PROBLEM DETAILS: Working from the entries that follow, transcribe exactly and only the lines from the one with "Parse this screenshot: output" through the last, pictures excluded.

# # # # # # #

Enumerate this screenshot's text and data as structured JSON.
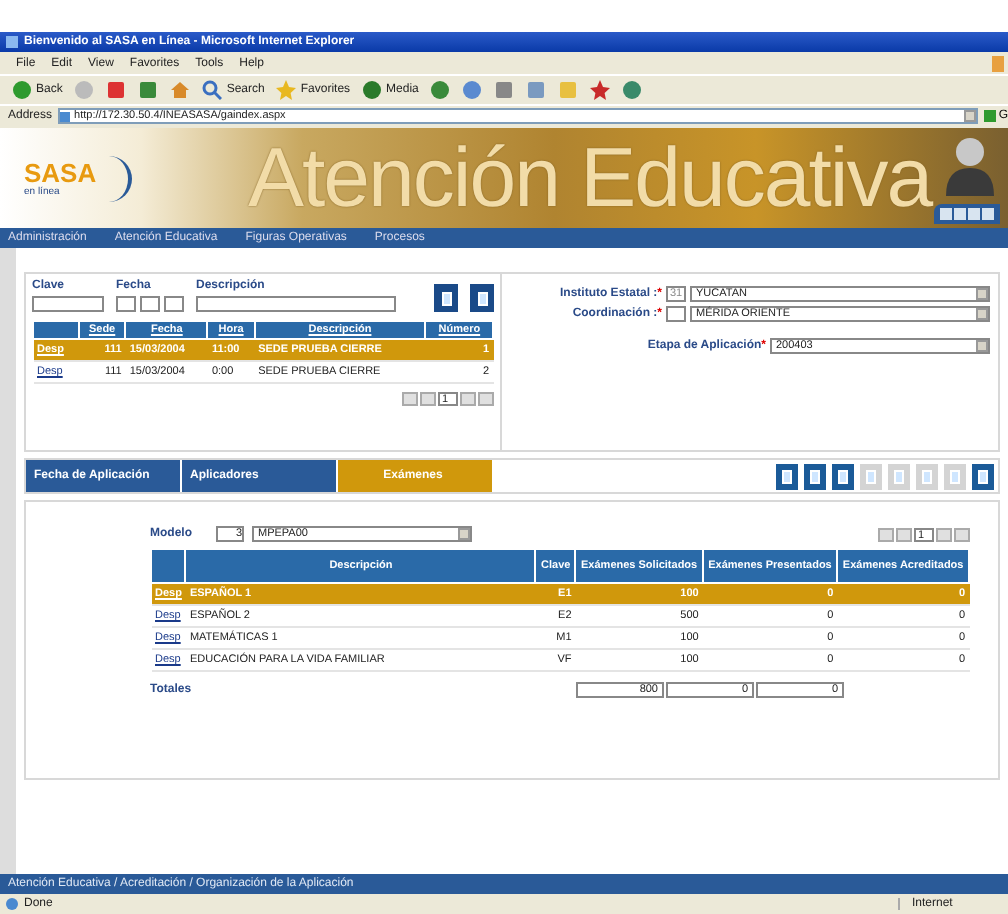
{
  "browser": {
    "title": "Bienvenido al SASA en Línea - Microsoft Internet Explorer",
    "menu": [
      "File",
      "Edit",
      "View",
      "Favorites",
      "Tools",
      "Help"
    ],
    "toolbar": [
      {
        "kind": "back",
        "label": "Back"
      },
      {
        "kind": "forward"
      },
      {
        "kind": "stop"
      },
      {
        "kind": "refresh"
      },
      {
        "kind": "home"
      },
      {
        "kind": "search",
        "label": "Search"
      },
      {
        "kind": "favorites",
        "label": "Favorites"
      },
      {
        "kind": "media",
        "label": "Media"
      },
      {
        "kind": "history"
      },
      {
        "kind": "mail"
      },
      {
        "kind": "print"
      },
      {
        "kind": "edit"
      },
      {
        "kind": "folder"
      },
      {
        "kind": "messenger"
      },
      {
        "kind": "tool"
      }
    ],
    "address_label": "Address",
    "url": "http://172.30.50.4/INEASASA/gaindex.aspx",
    "go": "G",
    "status": "Done",
    "zone": "Internet"
  },
  "app": {
    "logo": "SASA",
    "logo_sub": "en línea",
    "banner_title": "Atención Educativa",
    "nav": [
      "Administración",
      "Atención Educativa",
      "Figuras Operativas",
      "Procesos"
    ],
    "breadcrumb": "Atención Educativa / Acreditación / Organización de la Aplicación"
  },
  "search_fields": [
    {
      "kind": "text",
      "label": "Clave"
    },
    {
      "kind": "date",
      "label": "Fecha"
    },
    {
      "kind": "wide",
      "label": "Descripción"
    }
  ],
  "sedes": {
    "columns": [
      "Sede",
      "Fecha",
      "Hora",
      "Descripción",
      "Número"
    ],
    "rows": [
      {
        "link": "Desp",
        "cells": [
          "111",
          "15/03/2004",
          "11:00",
          "SEDE PRUEBA CIERRE",
          "1"
        ],
        "selected": true
      },
      {
        "link": "Desp",
        "cells": [
          "111",
          "15/03/2004",
          "0:00",
          "SEDE PRUEBA CIERRE",
          "2"
        ],
        "selected": false
      }
    ],
    "page": "1"
  },
  "filters": [
    {
      "label": "Instituto Estatal :",
      "mark": "*",
      "code": "31",
      "value": "YUCATAN"
    },
    {
      "label": "Coordinación :",
      "mark": "*",
      "value": "MÉRIDA ORIENTE"
    },
    {
      "label": "Etapa de Aplicación",
      "mark": "*",
      "value": "200403"
    }
  ],
  "tabs": [
    {
      "label": "Fecha de Aplicación",
      "selected": false
    },
    {
      "label": "Aplicadores",
      "selected": false
    },
    {
      "label": "Exámenes",
      "selected": true
    }
  ],
  "actions": [
    {
      "disabled": false
    },
    {
      "disabled": false
    },
    {
      "disabled": false
    },
    {
      "disabled": true
    },
    {
      "disabled": true
    },
    {
      "disabled": true
    },
    {
      "disabled": true
    },
    {
      "disabled": false
    }
  ],
  "exams": {
    "modelo_label": "Modelo",
    "modelo_code": "3",
    "modelo_value": "MPEPA00",
    "page": "1",
    "columns": [
      "Descripción",
      "Clave",
      "Exámenes Solicitados",
      "Exámenes Presentados",
      "Exámenes Acreditados"
    ],
    "rows": [
      {
        "link": "Desp",
        "cells": [
          "ESPAÑOL 1",
          "E1",
          "100",
          "0",
          "0"
        ],
        "selected": true
      },
      {
        "link": "Desp",
        "cells": [
          "ESPAÑOL 2",
          "E2",
          "500",
          "0",
          "0"
        ],
        "selected": false
      },
      {
        "link": "Desp",
        "cells": [
          "MATEMÁTICAS 1",
          "M1",
          "100",
          "0",
          "0"
        ],
        "selected": false
      },
      {
        "link": "Desp",
        "cells": [
          "EDUCACIÓN PARA LA VIDA FAMILIAR",
          "VF",
          "100",
          "0",
          "0"
        ],
        "selected": false
      }
    ],
    "totals_label": "Totales",
    "totals": [
      "800",
      "0",
      "0"
    ]
  }
}
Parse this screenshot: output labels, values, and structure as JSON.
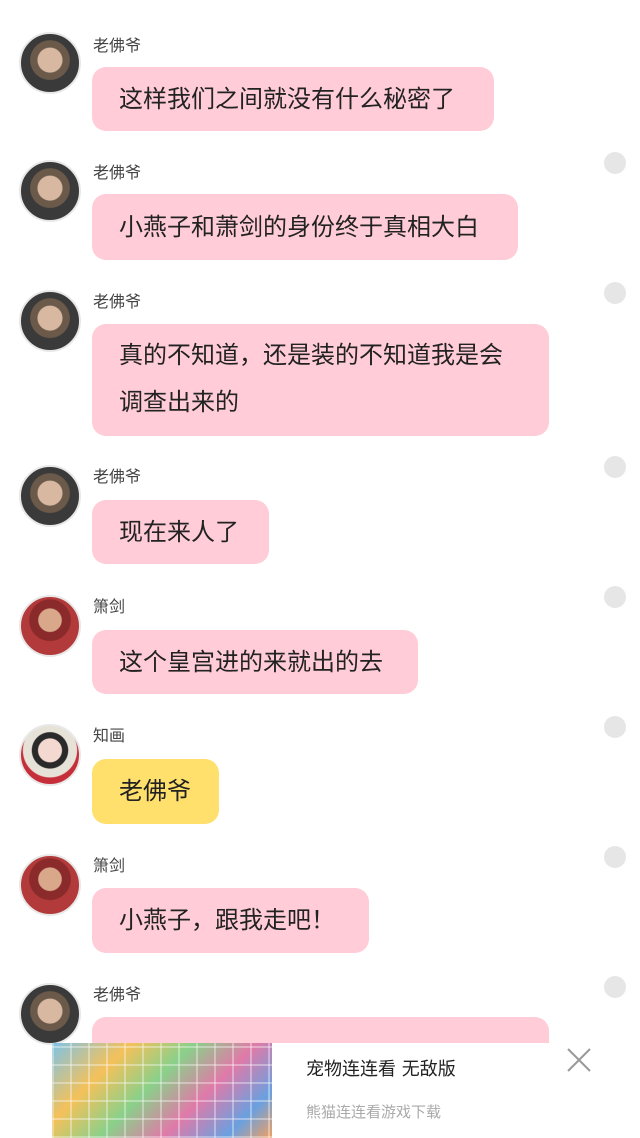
{
  "messages": [
    {
      "sender": "老佛爷",
      "avatar": "laofoye",
      "text": "这样我们之间就没有什么秘密了",
      "color": "pink"
    },
    {
      "sender": "老佛爷",
      "avatar": "laofoye",
      "text": "小燕子和萧剑的身份终于真相大白",
      "color": "pink"
    },
    {
      "sender": "老佛爷",
      "avatar": "laofoye",
      "text": "真的不知道，还是装的不知道我是会\n调查出来的",
      "color": "pink"
    },
    {
      "sender": "老佛爷",
      "avatar": "laofoye",
      "text": "现在来人了",
      "color": "pink"
    },
    {
      "sender": "箫剑",
      "avatar": "xiaojian",
      "text": "这个皇宫进的来就出的去",
      "color": "pink"
    },
    {
      "sender": "知画",
      "avatar": "zhihua",
      "text": "老佛爷",
      "color": "yellow"
    },
    {
      "sender": "箫剑",
      "avatar": "xiaojian",
      "text": "小燕子，跟我走吧！",
      "color": "pink"
    },
    {
      "sender": "老佛爷",
      "avatar": "laofoye",
      "text": "",
      "color": "pink"
    }
  ],
  "ad": {
    "title": "宠物连连看 无敌版",
    "subtitle": "熊猫连连看游戏下载",
    "close_icon": "close-icon"
  },
  "colors": {
    "pink_bubble": "#ffccd8",
    "yellow_bubble": "#ffe06d"
  }
}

# # # # # # #

IN RESPONSE:
Parse this screenshot: output labels, values, and structure as JSON.
{
  "messages": [
    {
      "sender": "老佛爷",
      "avatar": "laofoye",
      "text": "这样我们之间就没有什么秘密了",
      "color": "pink"
    },
    {
      "sender": "老佛爷",
      "avatar": "laofoye",
      "text": "小燕子和萧剑的身份终于真相大白",
      "color": "pink"
    },
    {
      "sender": "老佛爷",
      "avatar": "laofoye",
      "text": "真的不知道，还是装的不知道我是会\n调查出来的",
      "color": "pink"
    },
    {
      "sender": "老佛爷",
      "avatar": "laofoye",
      "text": "现在来人了",
      "color": "pink"
    },
    {
      "sender": "箫剑",
      "avatar": "xiaojian",
      "text": "这个皇宫进的来就出的去",
      "color": "pink"
    },
    {
      "sender": "知画",
      "avatar": "zhihua",
      "text": "老佛爷",
      "color": "yellow"
    },
    {
      "sender": "箫剑",
      "avatar": "xiaojian",
      "text": "小燕子，跟我走吧！",
      "color": "pink"
    },
    {
      "sender": "老佛爷",
      "avatar": "laofoye",
      "text": "",
      "color": "pink"
    }
  ],
  "ad": {
    "title": "宠物连连看 无敌版",
    "subtitle": "熊猫连连看游戏下载",
    "close_icon": "close-icon"
  },
  "colors": {
    "pink_bubble": "#ffccd8",
    "yellow_bubble": "#ffe06d"
  }
}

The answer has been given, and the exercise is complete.